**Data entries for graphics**
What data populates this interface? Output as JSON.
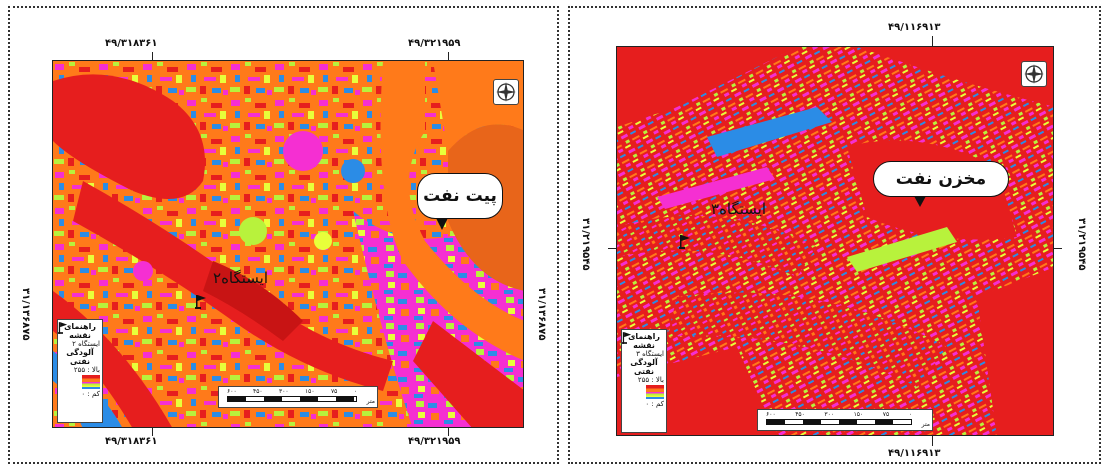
{
  "left_map": {
    "top_coords": [
      "۴۹/۳۱۸۳۶۱",
      "۴۹/۳۲۱۹۵۹"
    ],
    "bottom_coords": [
      "۴۹/۳۱۸۳۶۱",
      "۴۹/۳۲۱۹۵۹"
    ],
    "side_coord": "۳۱/۱۳۶۸۷۵",
    "callout_label": "پیت نفت",
    "station_label": "ایستگاه۲",
    "legend": {
      "title": "راهنمای نقشه",
      "station_item": "ایستگاه ۲",
      "heat_title": "آلودگی نفتی",
      "high_label": "بالا : ۲۵۵",
      "low_label": "کم : ۰"
    },
    "scale_labels": [
      "۰",
      "۷۵",
      "۱۵۰",
      "۳۰۰",
      "۴۵۰",
      "۶۰۰"
    ],
    "scale_unit": "متر"
  },
  "right_map": {
    "top_coord": "۴۹/۱۱۶۹۱۳",
    "bottom_coord": "۴۹/۱۱۶۹۱۳",
    "side_coord": "۳۱/۲۱۹۵۴۵",
    "callout_label": "مخزن نفت",
    "station_label": "ایستگاه۳",
    "legend": {
      "title": "راهنمای نقشه",
      "station_item": "ایستگاه ۳",
      "heat_title": "آلودگی نفتی",
      "high_label": "بالا : ۲۵۵",
      "low_label": "کم : ۰"
    },
    "scale_labels": [
      "۰",
      "۷۵",
      "۱۵۰",
      "۳۰۰",
      "۴۵۰",
      "۶۰۰"
    ],
    "scale_unit": "متر"
  },
  "icons": [
    "north-arrow-icon",
    "station-flag-icon"
  ],
  "colors": {
    "high": "#e61e1e",
    "medium_high": "#ff7a1a",
    "medium": "#f52fd2",
    "low": "#b8f23c",
    "lowest": "#2b8ce6"
  }
}
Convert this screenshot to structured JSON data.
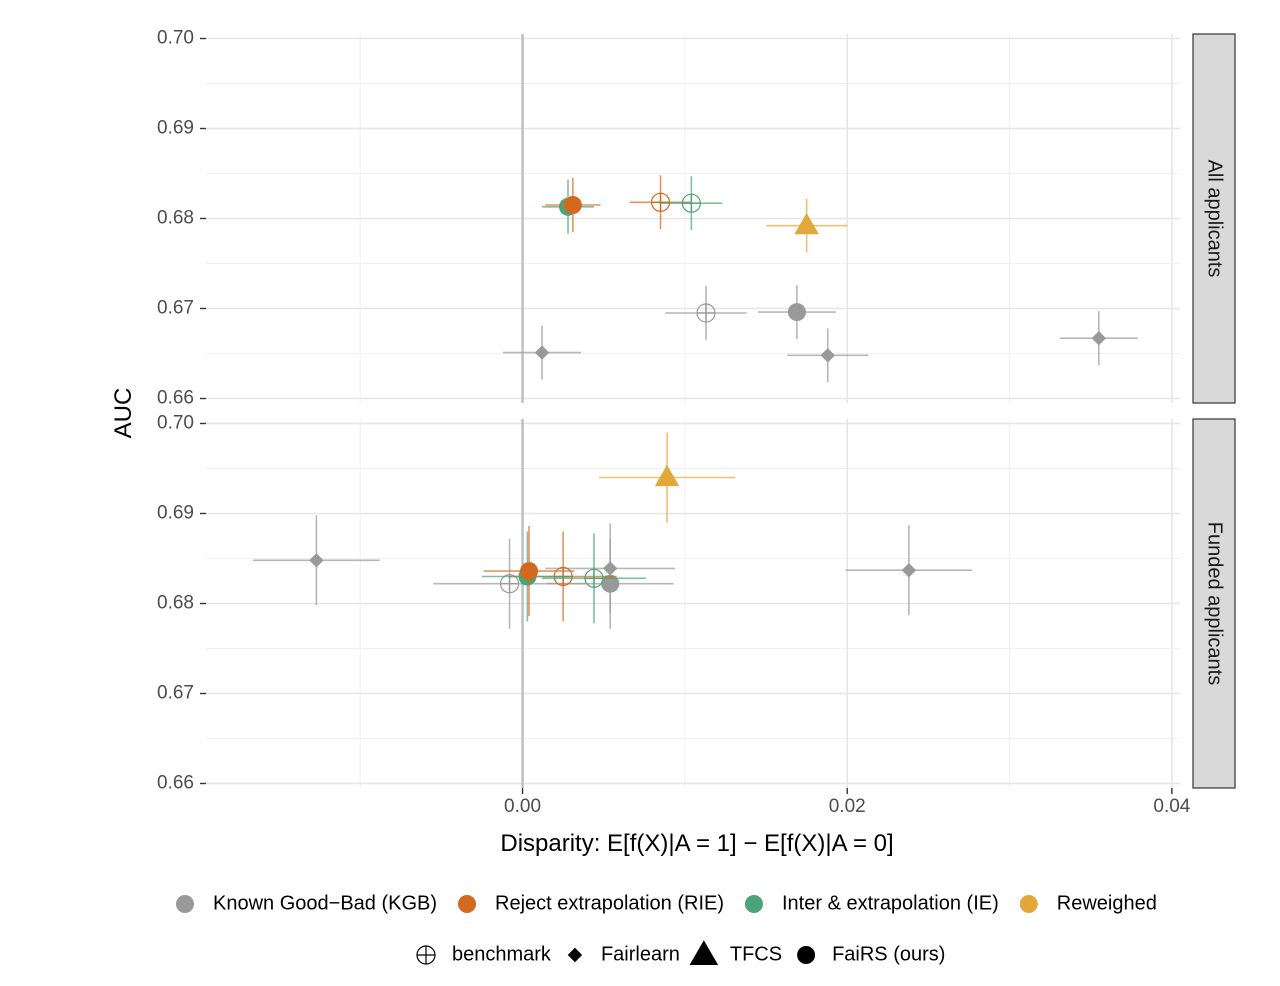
{
  "colors": {
    "KGB": "#999999",
    "RIE": "#D2691E",
    "IE": "#4BA37A",
    "Reweighed": "#E2A83A"
  },
  "legend": {
    "color_items": [
      {
        "key": "KGB",
        "label": "Known Good−Bad (KGB)"
      },
      {
        "key": "RIE",
        "label": "Reject extrapolation (RIE)"
      },
      {
        "key": "IE",
        "label": "Inter & extrapolation (IE)"
      },
      {
        "key": "Reweighed",
        "label": "Reweighed"
      }
    ],
    "shape_items": [
      {
        "key": "benchmark",
        "label": "benchmark"
      },
      {
        "key": "fairlearn",
        "label": "Fairlearn"
      },
      {
        "key": "tfcs",
        "label": "TFCS"
      },
      {
        "key": "fairs",
        "label": "FaiRS (ours)"
      }
    ]
  },
  "chart_data": {
    "type": "scatter",
    "xlabel": "Disparity: E[f(X)|A = 1] − E[f(X)|A = 0]",
    "ylabel": "AUC",
    "xlim": [
      -0.0195,
      0.0405
    ],
    "ylim": [
      0.6595,
      0.7005
    ],
    "x_ticks": [
      0.0,
      0.02,
      0.04
    ],
    "x_tick_labels": [
      "0.00",
      "0.02",
      "0.04"
    ],
    "y_ticks": [
      0.66,
      0.67,
      0.68,
      0.69,
      0.7
    ],
    "y_tick_labels": [
      "0.66",
      "0.67",
      "0.68",
      "0.69",
      "0.70"
    ],
    "vline_x": 0,
    "grid": true,
    "legend_position": "bottom",
    "panels": [
      {
        "strip": "All applicants",
        "points": [
          {
            "group": "KGB",
            "shape": "fairlearn",
            "x": 0.0012,
            "y": 0.6651,
            "xerr": 0.0024,
            "yerr": 0.003
          },
          {
            "group": "KGB",
            "shape": "fairlearn",
            "x": 0.0188,
            "y": 0.6648,
            "xerr": 0.0025,
            "yerr": 0.003
          },
          {
            "group": "KGB",
            "shape": "fairlearn",
            "x": 0.0355,
            "y": 0.6667,
            "xerr": 0.0024,
            "yerr": 0.003
          },
          {
            "group": "KGB",
            "shape": "benchmark",
            "x": 0.0113,
            "y": 0.6695,
            "xerr": 0.0025,
            "yerr": 0.003
          },
          {
            "group": "KGB",
            "shape": "fairs",
            "x": 0.0169,
            "y": 0.6696,
            "xerr": 0.0024,
            "yerr": 0.003
          },
          {
            "group": "RIE",
            "shape": "benchmark",
            "x": 0.0085,
            "y": 0.6818,
            "xerr": 0.0019,
            "yerr": 0.003
          },
          {
            "group": "IE",
            "shape": "benchmark",
            "x": 0.0104,
            "y": 0.6817,
            "xerr": 0.0019,
            "yerr": 0.003
          },
          {
            "group": "IE",
            "shape": "fairs",
            "x": 0.0028,
            "y": 0.6813,
            "xerr": 0.0016,
            "yerr": 0.003
          },
          {
            "group": "RIE",
            "shape": "fairs",
            "x": 0.0031,
            "y": 0.6815,
            "xerr": 0.0017,
            "yerr": 0.003
          },
          {
            "group": "Reweighed",
            "shape": "tfcs",
            "x": 0.0175,
            "y": 0.6792,
            "xerr": 0.0025,
            "yerr": 0.003
          }
        ]
      },
      {
        "strip": "Funded applicants",
        "points": [
          {
            "group": "KGB",
            "shape": "fairlearn",
            "x": -0.0127,
            "y": 0.6848,
            "xerr": 0.0039,
            "yerr": 0.005
          },
          {
            "group": "KGB",
            "shape": "fairlearn",
            "x": 0.0054,
            "y": 0.6839,
            "xerr": 0.004,
            "yerr": 0.005
          },
          {
            "group": "KGB",
            "shape": "fairlearn",
            "x": 0.0238,
            "y": 0.6837,
            "xerr": 0.0039,
            "yerr": 0.005
          },
          {
            "group": "KGB",
            "shape": "benchmark",
            "x": -0.0008,
            "y": 0.6822,
            "xerr": 0.0047,
            "yerr": 0.005
          },
          {
            "group": "KGB",
            "shape": "fairs",
            "x": 0.0054,
            "y": 0.6822,
            "xerr": 0.0039,
            "yerr": 0.005
          },
          {
            "group": "RIE",
            "shape": "benchmark",
            "x": 0.0025,
            "y": 0.683,
            "xerr": 0.0033,
            "yerr": 0.005
          },
          {
            "group": "IE",
            "shape": "benchmark",
            "x": 0.0044,
            "y": 0.6828,
            "xerr": 0.0032,
            "yerr": 0.005
          },
          {
            "group": "IE",
            "shape": "fairs",
            "x": 0.0003,
            "y": 0.683,
            "xerr": 0.0028,
            "yerr": 0.005
          },
          {
            "group": "RIE",
            "shape": "fairs",
            "x": 0.0004,
            "y": 0.6836,
            "xerr": 0.0028,
            "yerr": 0.005
          },
          {
            "group": "Reweighed",
            "shape": "tfcs",
            "x": 0.0089,
            "y": 0.694,
            "xerr": 0.0042,
            "yerr": 0.005
          }
        ]
      }
    ]
  }
}
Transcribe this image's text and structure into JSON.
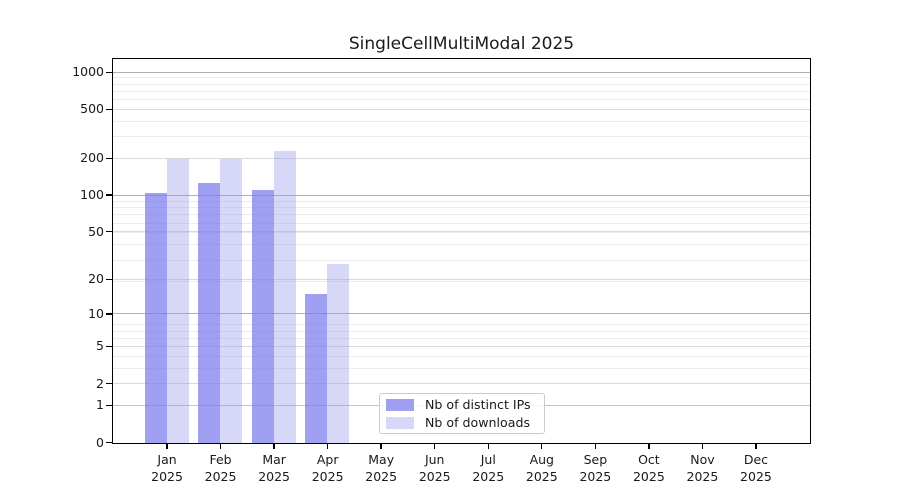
{
  "chart_data": {
    "type": "bar",
    "title": "SingleCellMultiModal 2025",
    "months": [
      "Jan",
      "Feb",
      "Mar",
      "Apr",
      "May",
      "Jun",
      "Jul",
      "Aug",
      "Sep",
      "Oct",
      "Nov",
      "Dec"
    ],
    "year": "2025",
    "series": [
      {
        "name": "Nb of distinct IPs",
        "color": "rgba(124,124,238,0.72)",
        "values": [
          106,
          128,
          112,
          15,
          0,
          0,
          0,
          0,
          0,
          0,
          0,
          0
        ]
      },
      {
        "name": "Nb of downloads",
        "color": "rgba(150,150,235,0.38)",
        "values": [
          200,
          200,
          230,
          27,
          0,
          0,
          0,
          0,
          0,
          0,
          0,
          0
        ]
      }
    ],
    "yticks": [
      0,
      1,
      2,
      5,
      10,
      20,
      50,
      100,
      200,
      500,
      1000
    ],
    "y_scale": "log10(1+x)",
    "ylim": [
      0,
      1343
    ],
    "xlabel": "",
    "ylabel": "",
    "grid": "horizontal",
    "legend_position": "lower-center",
    "colors": {
      "axis": "#000000",
      "text": "#1a1a1a",
      "major_grid": "#b0b0b0",
      "mid_grid": "#dadada",
      "minor_grid": "#ececec"
    }
  }
}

**WHAT THIS TASK INVOLVES**
Extract every line above containing the word "rgba".

**SOLUTION FOR THIS TASK**
        "color": "rgba(124,124,238,0.72)",
        "color": "rgba(150,150,235,0.38)",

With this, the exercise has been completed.